▶ **REQUIREMENTS**
- 1) In the implementation section, what size are the image patches cropped for training?
- 2) Copy the records word for word, from their first line down to and including the line that contains "panel-b: 0 2".

4. Implementation and datasets

In this section, we introduce the implementation details of our experimental setup and the datasets used in both training and testing.

4.1 Implementation

In our experiments, the patch-wise training strategy is adopted. It means that we randomly crop image patches of size $64\times 64$ from the original sub-aperture images as input of network for training. Following [19], we perform data augmentation of scaling, rotation and transpose on the input patches to prevent our network from overfitting and improve generalization ability. During test phase, we feed full resolution images into our network. Note that, all inputs are converted to gray scale. In terms of our cascade cost volume, we construct a three-stage cascade architecture. The disparity searching range is set to (−4,4). For the first to third stage, the disparity interval is set to 1, 0.3 and 0.1 pixel respectively and the corresponding number of disparity levels is all set to 9. With respect to computing losses, we calculate losses at each stage using all available 81 views. The edge-aware smoothness term weight $\alpha$ and the SSIM term weight are set as 0.01 and 0.15, respectively. Our network is implemented using the PyTorch [31] deep learning framework. We use Adam network optimizer [32] to optimize our models, where $\beta _{1}=0.9$, $\beta _{2}=0.999$. The learning rate is set to 0.001 and batch size is 6. We perform all our experiments on an NVIDIA GTX 1080Ti GPU.

▶ **SUPPLIED RECORDS**

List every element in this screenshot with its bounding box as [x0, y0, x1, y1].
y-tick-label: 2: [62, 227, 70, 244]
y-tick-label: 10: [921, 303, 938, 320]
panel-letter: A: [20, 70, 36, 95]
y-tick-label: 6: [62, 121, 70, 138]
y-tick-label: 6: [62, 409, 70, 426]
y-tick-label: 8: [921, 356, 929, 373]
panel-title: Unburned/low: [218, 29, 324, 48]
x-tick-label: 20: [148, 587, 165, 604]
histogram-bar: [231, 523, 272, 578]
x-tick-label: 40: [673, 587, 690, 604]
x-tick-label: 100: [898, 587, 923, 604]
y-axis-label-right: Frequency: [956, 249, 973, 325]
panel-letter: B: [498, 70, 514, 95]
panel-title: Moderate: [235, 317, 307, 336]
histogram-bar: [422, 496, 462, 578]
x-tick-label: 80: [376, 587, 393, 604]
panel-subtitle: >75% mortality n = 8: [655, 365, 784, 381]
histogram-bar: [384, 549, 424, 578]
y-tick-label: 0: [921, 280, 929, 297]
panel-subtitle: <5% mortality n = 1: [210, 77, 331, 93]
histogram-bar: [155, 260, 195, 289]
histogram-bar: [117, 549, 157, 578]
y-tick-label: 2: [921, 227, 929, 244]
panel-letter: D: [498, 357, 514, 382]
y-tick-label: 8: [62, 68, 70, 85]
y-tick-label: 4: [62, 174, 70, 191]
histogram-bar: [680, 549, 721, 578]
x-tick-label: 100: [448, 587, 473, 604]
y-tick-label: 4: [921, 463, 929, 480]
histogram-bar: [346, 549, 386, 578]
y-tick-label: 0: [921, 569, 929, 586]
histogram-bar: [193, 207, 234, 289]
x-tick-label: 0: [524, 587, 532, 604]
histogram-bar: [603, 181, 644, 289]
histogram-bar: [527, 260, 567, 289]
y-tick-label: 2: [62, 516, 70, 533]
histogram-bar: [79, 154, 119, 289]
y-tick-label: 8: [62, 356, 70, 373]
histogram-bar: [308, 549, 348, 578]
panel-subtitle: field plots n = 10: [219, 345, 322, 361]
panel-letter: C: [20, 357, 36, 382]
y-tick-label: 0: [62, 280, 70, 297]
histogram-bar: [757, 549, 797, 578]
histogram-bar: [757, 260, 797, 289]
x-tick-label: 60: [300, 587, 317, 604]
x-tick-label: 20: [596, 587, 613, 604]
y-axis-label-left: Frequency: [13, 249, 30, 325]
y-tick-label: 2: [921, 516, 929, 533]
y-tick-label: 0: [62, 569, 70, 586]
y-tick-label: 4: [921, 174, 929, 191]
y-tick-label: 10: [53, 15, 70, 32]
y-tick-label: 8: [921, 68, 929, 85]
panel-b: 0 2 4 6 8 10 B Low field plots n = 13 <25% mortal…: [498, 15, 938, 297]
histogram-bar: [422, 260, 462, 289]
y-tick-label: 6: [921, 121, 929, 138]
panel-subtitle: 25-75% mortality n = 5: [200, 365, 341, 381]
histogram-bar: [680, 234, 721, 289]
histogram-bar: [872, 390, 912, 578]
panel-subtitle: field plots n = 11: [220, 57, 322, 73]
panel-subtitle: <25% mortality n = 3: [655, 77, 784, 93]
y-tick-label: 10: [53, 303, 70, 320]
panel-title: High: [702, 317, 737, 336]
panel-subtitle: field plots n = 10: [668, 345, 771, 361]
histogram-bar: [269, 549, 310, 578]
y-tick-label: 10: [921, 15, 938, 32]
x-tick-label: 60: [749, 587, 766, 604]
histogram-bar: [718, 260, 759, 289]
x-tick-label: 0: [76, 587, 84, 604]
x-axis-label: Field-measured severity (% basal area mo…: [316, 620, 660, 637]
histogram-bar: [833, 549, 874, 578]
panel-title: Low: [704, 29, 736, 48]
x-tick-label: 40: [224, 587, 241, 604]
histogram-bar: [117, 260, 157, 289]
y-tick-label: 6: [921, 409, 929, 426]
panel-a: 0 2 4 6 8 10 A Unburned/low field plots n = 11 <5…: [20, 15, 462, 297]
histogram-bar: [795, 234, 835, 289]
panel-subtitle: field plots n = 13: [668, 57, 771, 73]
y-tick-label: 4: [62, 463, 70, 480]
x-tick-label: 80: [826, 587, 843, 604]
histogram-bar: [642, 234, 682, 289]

▶ **WRITTEN ANSWERS**
- 1) 64×64

- 2)
List every element in this screenshot with its bounding box as [x0, y0, x1, y1].
y-tick-label: 2: [62, 227, 70, 244]
y-tick-label: 10: [921, 303, 938, 320]
panel-letter: A: [20, 70, 36, 95]
y-tick-label: 6: [62, 121, 70, 138]
y-tick-label: 6: [62, 409, 70, 426]
y-tick-label: 8: [921, 356, 929, 373]
panel-title: Unburned/low: [218, 29, 324, 48]
x-tick-label: 20: [148, 587, 165, 604]
histogram-bar: [231, 523, 272, 578]
x-tick-label: 40: [673, 587, 690, 604]
x-tick-label: 100: [898, 587, 923, 604]
y-axis-label-right: Frequency: [956, 249, 973, 325]
panel-letter: B: [498, 70, 514, 95]
panel-title: Moderate: [235, 317, 307, 336]
histogram-bar: [422, 496, 462, 578]
x-tick-label: 80: [376, 587, 393, 604]
panel-subtitle: >75% mortality n = 8: [655, 365, 784, 381]
histogram-bar: [384, 549, 424, 578]
y-tick-label: 0: [921, 280, 929, 297]
panel-subtitle: <5% mortality n = 1: [210, 77, 331, 93]
histogram-bar: [155, 260, 195, 289]
histogram-bar: [117, 549, 157, 578]
y-tick-label: 2: [921, 227, 929, 244]
panel-letter: D: [498, 357, 514, 382]
y-tick-label: 8: [62, 68, 70, 85]
y-tick-label: 4: [62, 174, 70, 191]
histogram-bar: [680, 549, 721, 578]
x-tick-label: 100: [448, 587, 473, 604]
y-tick-label: 4: [921, 463, 929, 480]
histogram-bar: [346, 549, 386, 578]
y-tick-label: 0: [921, 569, 929, 586]
histogram-bar: [193, 207, 234, 289]
x-tick-label: 0: [524, 587, 532, 604]
histogram-bar: [603, 181, 644, 289]
histogram-bar: [527, 260, 567, 289]
y-tick-label: 2: [62, 516, 70, 533]
histogram-bar: [79, 154, 119, 289]
y-tick-label: 8: [62, 356, 70, 373]
histogram-bar: [308, 549, 348, 578]
panel-subtitle: field plots n = 10: [219, 345, 322, 361]
panel-letter: C: [20, 357, 36, 382]
y-tick-label: 0: [62, 280, 70, 297]
histogram-bar: [757, 549, 797, 578]
histogram-bar: [757, 260, 797, 289]
x-tick-label: 60: [300, 587, 317, 604]
x-tick-label: 20: [596, 587, 613, 604]
y-axis-label-left: Frequency: [13, 249, 30, 325]
y-tick-label: 2: [921, 516, 929, 533]
y-tick-label: 0: [62, 569, 70, 586]
y-tick-label: 4: [921, 174, 929, 191]
y-tick-label: 10: [53, 15, 70, 32]
y-tick-label: 8: [921, 68, 929, 85]
panel-b: 0 2 4 6 8 10 B Low field plots n = 13 <25% mortal…: [498, 15, 938, 297]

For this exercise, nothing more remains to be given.